> _What to work on_: Note each line that includes the word "name". Copy those lines.

> _Data entries for graphics_:

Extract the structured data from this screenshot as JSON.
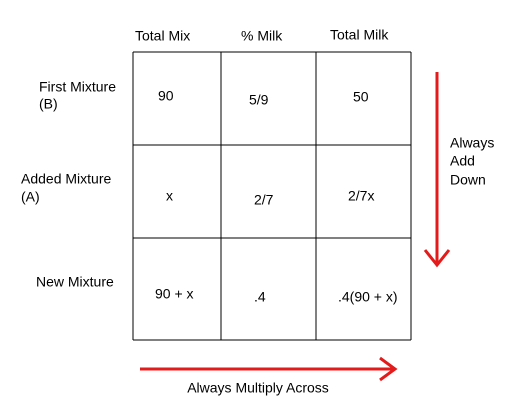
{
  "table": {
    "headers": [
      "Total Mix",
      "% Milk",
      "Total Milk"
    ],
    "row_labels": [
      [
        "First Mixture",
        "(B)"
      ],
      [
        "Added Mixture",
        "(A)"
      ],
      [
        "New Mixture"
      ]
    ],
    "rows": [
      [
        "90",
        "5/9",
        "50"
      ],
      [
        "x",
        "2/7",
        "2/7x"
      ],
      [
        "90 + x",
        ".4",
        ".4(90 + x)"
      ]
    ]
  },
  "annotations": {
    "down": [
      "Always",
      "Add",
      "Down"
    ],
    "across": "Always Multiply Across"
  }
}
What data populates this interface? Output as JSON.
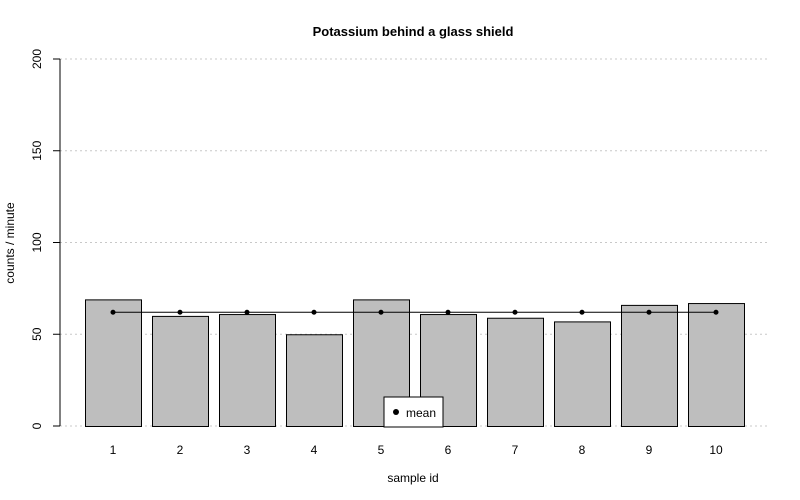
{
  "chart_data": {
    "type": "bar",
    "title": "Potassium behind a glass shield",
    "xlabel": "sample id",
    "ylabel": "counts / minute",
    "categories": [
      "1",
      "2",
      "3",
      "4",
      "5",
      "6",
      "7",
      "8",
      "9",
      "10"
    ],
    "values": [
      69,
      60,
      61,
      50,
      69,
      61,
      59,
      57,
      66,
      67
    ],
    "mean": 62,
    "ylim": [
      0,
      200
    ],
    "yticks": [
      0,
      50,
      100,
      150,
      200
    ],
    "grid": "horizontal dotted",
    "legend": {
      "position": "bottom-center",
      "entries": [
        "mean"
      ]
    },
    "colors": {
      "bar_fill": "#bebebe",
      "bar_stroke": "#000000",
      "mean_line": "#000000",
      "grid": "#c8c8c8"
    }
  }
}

--

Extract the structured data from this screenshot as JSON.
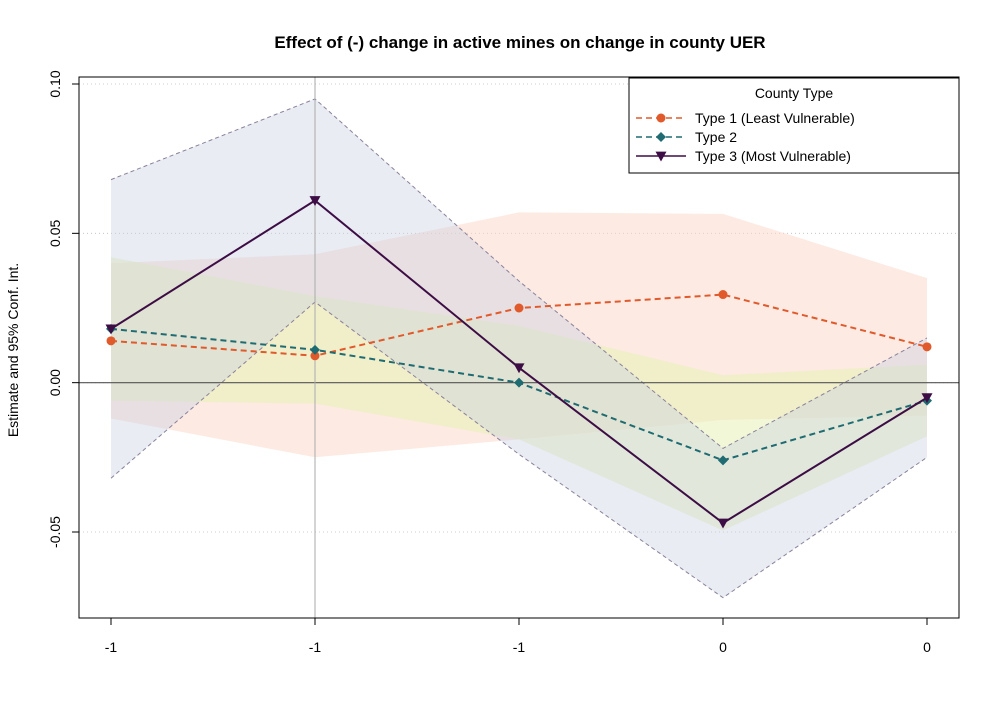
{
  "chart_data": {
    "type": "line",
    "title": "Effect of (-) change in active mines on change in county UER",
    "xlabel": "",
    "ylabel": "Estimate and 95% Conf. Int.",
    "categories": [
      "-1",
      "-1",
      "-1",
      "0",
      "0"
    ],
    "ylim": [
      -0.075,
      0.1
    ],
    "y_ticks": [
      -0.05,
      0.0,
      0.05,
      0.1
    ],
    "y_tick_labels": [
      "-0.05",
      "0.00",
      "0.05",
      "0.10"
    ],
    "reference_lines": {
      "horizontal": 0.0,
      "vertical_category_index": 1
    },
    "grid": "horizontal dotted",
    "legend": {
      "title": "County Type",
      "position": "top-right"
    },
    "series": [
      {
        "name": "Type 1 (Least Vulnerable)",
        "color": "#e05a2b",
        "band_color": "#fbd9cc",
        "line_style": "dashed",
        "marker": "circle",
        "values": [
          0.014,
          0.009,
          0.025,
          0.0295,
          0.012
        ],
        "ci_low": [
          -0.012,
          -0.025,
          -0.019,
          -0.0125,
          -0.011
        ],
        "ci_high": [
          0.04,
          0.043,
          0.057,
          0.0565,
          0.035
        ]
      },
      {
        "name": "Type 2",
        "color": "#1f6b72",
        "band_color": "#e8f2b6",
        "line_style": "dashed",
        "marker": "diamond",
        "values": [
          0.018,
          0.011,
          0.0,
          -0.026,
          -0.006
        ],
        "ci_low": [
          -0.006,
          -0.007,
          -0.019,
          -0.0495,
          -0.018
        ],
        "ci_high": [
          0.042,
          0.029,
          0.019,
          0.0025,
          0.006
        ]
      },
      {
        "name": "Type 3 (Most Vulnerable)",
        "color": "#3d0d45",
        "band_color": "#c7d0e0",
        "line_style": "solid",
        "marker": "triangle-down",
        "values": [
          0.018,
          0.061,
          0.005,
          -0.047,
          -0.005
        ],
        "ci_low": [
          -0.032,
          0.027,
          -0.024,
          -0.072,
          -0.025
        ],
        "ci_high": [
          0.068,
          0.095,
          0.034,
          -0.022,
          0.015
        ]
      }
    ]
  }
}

> _Final result_:
        "name": "Type 1 (Least Vulnerable)",
        "name": "Type 2",
        "name": "Type 3 (Most Vulnerable)",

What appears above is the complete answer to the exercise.